▶ **YOUR TASK**:
Provide an exact transcription of all the records.

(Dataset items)
## start

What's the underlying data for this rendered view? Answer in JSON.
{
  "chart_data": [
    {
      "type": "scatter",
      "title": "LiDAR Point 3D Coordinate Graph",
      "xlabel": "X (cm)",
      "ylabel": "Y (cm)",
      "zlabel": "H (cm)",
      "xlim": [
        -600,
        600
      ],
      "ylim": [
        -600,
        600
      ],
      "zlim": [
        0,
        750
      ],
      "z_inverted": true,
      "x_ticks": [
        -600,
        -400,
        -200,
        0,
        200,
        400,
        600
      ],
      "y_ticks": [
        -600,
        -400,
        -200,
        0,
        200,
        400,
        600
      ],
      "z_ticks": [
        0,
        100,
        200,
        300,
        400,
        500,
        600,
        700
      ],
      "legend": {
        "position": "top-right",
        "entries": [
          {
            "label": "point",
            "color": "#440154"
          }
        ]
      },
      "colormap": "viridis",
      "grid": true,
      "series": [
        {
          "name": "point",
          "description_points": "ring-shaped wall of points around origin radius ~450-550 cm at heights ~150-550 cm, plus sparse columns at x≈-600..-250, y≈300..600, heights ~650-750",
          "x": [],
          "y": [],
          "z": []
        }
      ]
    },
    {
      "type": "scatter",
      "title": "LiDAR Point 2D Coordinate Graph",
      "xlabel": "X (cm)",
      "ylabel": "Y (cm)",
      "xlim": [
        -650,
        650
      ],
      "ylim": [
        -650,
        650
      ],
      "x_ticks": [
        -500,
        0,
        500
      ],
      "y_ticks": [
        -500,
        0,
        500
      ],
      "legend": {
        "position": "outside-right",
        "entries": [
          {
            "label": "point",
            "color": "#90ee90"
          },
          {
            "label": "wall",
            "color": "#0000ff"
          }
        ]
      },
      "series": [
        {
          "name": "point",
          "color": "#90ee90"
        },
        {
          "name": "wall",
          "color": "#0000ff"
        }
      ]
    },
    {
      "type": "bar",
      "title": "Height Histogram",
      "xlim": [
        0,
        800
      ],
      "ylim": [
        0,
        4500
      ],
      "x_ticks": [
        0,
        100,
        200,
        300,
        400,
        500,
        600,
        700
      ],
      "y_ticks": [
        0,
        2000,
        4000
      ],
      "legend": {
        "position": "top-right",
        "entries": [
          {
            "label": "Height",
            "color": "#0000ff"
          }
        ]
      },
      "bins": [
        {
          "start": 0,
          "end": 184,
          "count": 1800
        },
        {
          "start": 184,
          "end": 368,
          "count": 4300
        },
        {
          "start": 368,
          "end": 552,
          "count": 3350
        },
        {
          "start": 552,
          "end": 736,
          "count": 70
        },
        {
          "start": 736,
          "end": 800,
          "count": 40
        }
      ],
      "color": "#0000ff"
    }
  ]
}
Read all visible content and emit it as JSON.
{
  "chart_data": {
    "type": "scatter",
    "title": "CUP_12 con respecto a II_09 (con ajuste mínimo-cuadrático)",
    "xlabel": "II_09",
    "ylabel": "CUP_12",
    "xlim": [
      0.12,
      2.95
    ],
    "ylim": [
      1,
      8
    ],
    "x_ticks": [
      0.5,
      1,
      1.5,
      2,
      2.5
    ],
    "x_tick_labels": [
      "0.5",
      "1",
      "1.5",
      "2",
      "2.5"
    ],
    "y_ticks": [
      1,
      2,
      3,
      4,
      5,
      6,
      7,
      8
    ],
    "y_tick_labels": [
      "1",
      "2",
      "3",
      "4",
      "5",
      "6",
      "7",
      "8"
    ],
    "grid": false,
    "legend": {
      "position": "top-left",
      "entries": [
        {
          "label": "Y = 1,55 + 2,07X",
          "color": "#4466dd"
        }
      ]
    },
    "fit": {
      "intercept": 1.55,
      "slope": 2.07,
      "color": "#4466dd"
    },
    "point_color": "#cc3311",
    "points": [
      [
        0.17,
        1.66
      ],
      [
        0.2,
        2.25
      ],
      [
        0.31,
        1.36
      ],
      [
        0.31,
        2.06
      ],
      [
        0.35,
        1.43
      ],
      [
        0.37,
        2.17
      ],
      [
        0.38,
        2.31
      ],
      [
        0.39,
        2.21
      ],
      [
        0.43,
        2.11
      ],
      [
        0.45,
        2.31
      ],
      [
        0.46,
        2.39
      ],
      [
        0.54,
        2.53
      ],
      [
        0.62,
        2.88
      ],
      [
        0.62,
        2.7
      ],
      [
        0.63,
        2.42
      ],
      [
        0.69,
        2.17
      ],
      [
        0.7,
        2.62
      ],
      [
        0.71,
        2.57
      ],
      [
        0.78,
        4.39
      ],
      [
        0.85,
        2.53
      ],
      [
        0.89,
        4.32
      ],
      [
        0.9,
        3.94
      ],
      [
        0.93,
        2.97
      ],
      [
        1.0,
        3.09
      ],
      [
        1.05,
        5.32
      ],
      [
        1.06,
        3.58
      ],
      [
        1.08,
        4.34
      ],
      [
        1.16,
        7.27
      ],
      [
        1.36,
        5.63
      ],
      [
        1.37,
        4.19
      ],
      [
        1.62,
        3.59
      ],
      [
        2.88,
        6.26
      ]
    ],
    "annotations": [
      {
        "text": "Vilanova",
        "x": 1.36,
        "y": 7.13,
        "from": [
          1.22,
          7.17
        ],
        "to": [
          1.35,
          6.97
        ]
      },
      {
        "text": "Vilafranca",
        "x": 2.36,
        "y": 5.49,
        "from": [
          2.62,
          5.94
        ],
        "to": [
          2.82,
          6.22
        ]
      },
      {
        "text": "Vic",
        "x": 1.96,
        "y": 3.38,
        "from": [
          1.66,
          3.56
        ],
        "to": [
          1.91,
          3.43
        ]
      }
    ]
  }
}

## end

▶ **TASK RESPONSE**:
What's the underlying data for this rendered view? Answer in JSON.
{
  "chart_data": [
    {
      "type": "scatter",
      "title": "LiDAR Point 3D Coordinate Graph",
      "xlabel": "X (cm)",
      "ylabel": "Y (cm)",
      "zlabel": "H (cm)",
      "xlim": [
        -600,
        600
      ],
      "ylim": [
        -600,
        600
      ],
      "zlim": [
        0,
        750
      ],
      "z_inverted": true,
      "x_ticks": [
        -600,
        -400,
        -200,
        0,
        200,
        400,
        600
      ],
      "y_ticks": [
        -600,
        -400,
        -200,
        0,
        200,
        400,
        600
      ],
      "z_ticks": [
        0,
        100,
        200,
        300,
        400,
        500,
        600,
        700
      ],
      "legend": {
        "position": "top-right",
        "entries": [
          {
            "label": "point",
            "color": "#440154"
          }
        ]
      },
      "colormap": "viridis",
      "grid": true,
      "series": [
        {
          "name": "point",
          "description_points": "ring-shaped wall of points around origin radius ~450-550 cm at heights ~150-550 cm, plus sparse columns at x≈-600..-250, y≈300..600, heights ~650-750",
          "x": [],
          "y": [],
          "z": []
        }
      ]
    },
    {
      "type": "scatter",
      "title": "LiDAR Point 2D Coordinate Graph",
      "xlabel": "X (cm)",
      "ylabel": "Y (cm)",
      "xlim": [
        -650,
        650
      ],
      "ylim": [
        -650,
        650
      ],
      "x_ticks": [
        -500,
        0,
        500
      ],
      "y_ticks": [
        -500,
        0,
        500
      ],
      "legend": {
        "position": "outside-right",
        "entries": [
          {
            "label": "point",
            "color": "#90ee90"
          },
          {
            "label": "wall",
            "color": "#0000ff"
          }
        ]
      },
      "series": [
        {
          "name": "point",
          "color": "#90ee90"
        },
        {
          "name": "wall",
          "color": "#0000ff"
        }
      ]
    },
    {
      "type": "bar",
      "title": "Height Histogram",
      "xlim": [
        0,
        800
      ],
      "ylim": [
        0,
        4500
      ],
      "x_ticks": [
        0,
        100,
        200,
        300,
        400,
        500,
        600,
        700
      ],
      "y_ticks": [
        0,
        2000,
        4000
      ],
      "legend": {
        "position": "top-right",
        "entries": [
          {
            "label": "Height",
            "color": "#0000ff"
          }
        ]
      },
      "bins": [
        {
          "start": 0,
          "end": 184,
          "count": 1800
        },
        {
          "start": 184,
          "end": 368,
          "count": 4300
        },
        {
          "start": 368,
          "end": 552,
          "count": 3350
        },
        {
          "start": 552,
          "end": 736,
          "count": 70
        },
        {
          "start": 736,
          "end": 800,
          "count": 40
        }
      ],
      "color": "#0000ff"
    }
  ]
}
Read all visible content and emit it as JSON.
{
  "chart_data": {
    "type": "scatter",
    "title": "CUP_12 con respecto a II_09 (con ajuste mínimo-cuadrático)",
    "xlabel": "II_09",
    "ylabel": "CUP_12",
    "xlim": [
      0.12,
      2.95
    ],
    "ylim": [
      1,
      8
    ],
    "x_ticks": [
      0.5,
      1,
      1.5,
      2,
      2.5
    ],
    "x_tick_labels": [
      "0.5",
      "1",
      "1.5",
      "2",
      "2.5"
    ],
    "y_ticks": [
      1,
      2,
      3,
      4,
      5,
      6,
      7,
      8
    ],
    "y_tick_labels": [
      "1",
      "2",
      "3",
      "4",
      "5",
      "6",
      "7",
      "8"
    ],
    "grid": false,
    "legend": {
      "position": "top-left",
      "entries": [
        {
          "label": "Y = 1,55 + 2,07X",
          "color": "#4466dd"
        }
      ]
    },
    "fit": {
      "intercept": 1.55,
      "slope": 2.07,
      "color": "#4466dd"
    },
    "point_color": "#cc3311",
    "points": [
      [
        0.17,
        1.66
      ],
      [
        0.2,
        2.25
      ],
      [
        0.31,
        1.36
      ],
      [
        0.31,
        2.06
      ],
      [
        0.35,
        1.43
      ],
      [
        0.37,
        2.17
      ],
      [
        0.38,
        2.31
      ],
      [
        0.39,
        2.21
      ],
      [
        0.43,
        2.11
      ],
      [
        0.45,
        2.31
      ],
      [
        0.46,
        2.39
      ],
      [
        0.54,
        2.53
      ],
      [
        0.62,
        2.88
      ],
      [
        0.62,
        2.7
      ],
      [
        0.63,
        2.42
      ],
      [
        0.69,
        2.17
      ],
      [
        0.7,
        2.62
      ],
      [
        0.71,
        2.57
      ],
      [
        0.78,
        4.39
      ],
      [
        0.85,
        2.53
      ],
      [
        0.89,
        4.32
      ],
      [
        0.9,
        3.94
      ],
      [
        0.93,
        2.97
      ],
      [
        1.0,
        3.09
      ],
      [
        1.05,
        5.32
      ],
      [
        1.06,
        3.58
      ],
      [
        1.08,
        4.34
      ],
      [
        1.16,
        7.27
      ],
      [
        1.36,
        5.63
      ],
      [
        1.37,
        4.19
      ],
      [
        1.62,
        3.59
      ],
      [
        2.88,
        6.26
      ]
    ],
    "annotations": [
      {
        "text": "Vilanova",
        "x": 1.36,
        "y": 7.13,
        "from": [
          1.22,
          7.17
        ],
        "to": [
          1.35,
          6.97
        ]
      },
      {
        "text": "Vilafranca",
        "x": 2.36,
        "y": 5.49,
        "from": [
          2.62,
          5.94
        ],
        "to": [
          2.82,
          6.22
        ]
      },
      {
        "text": "Vic",
        "x": 1.96,
        "y": 3.38,
        "from": [
          1.66,
          3.56
        ],
        "to": [
          1.91,
          3.43
        ]
      }
    ]
  }
}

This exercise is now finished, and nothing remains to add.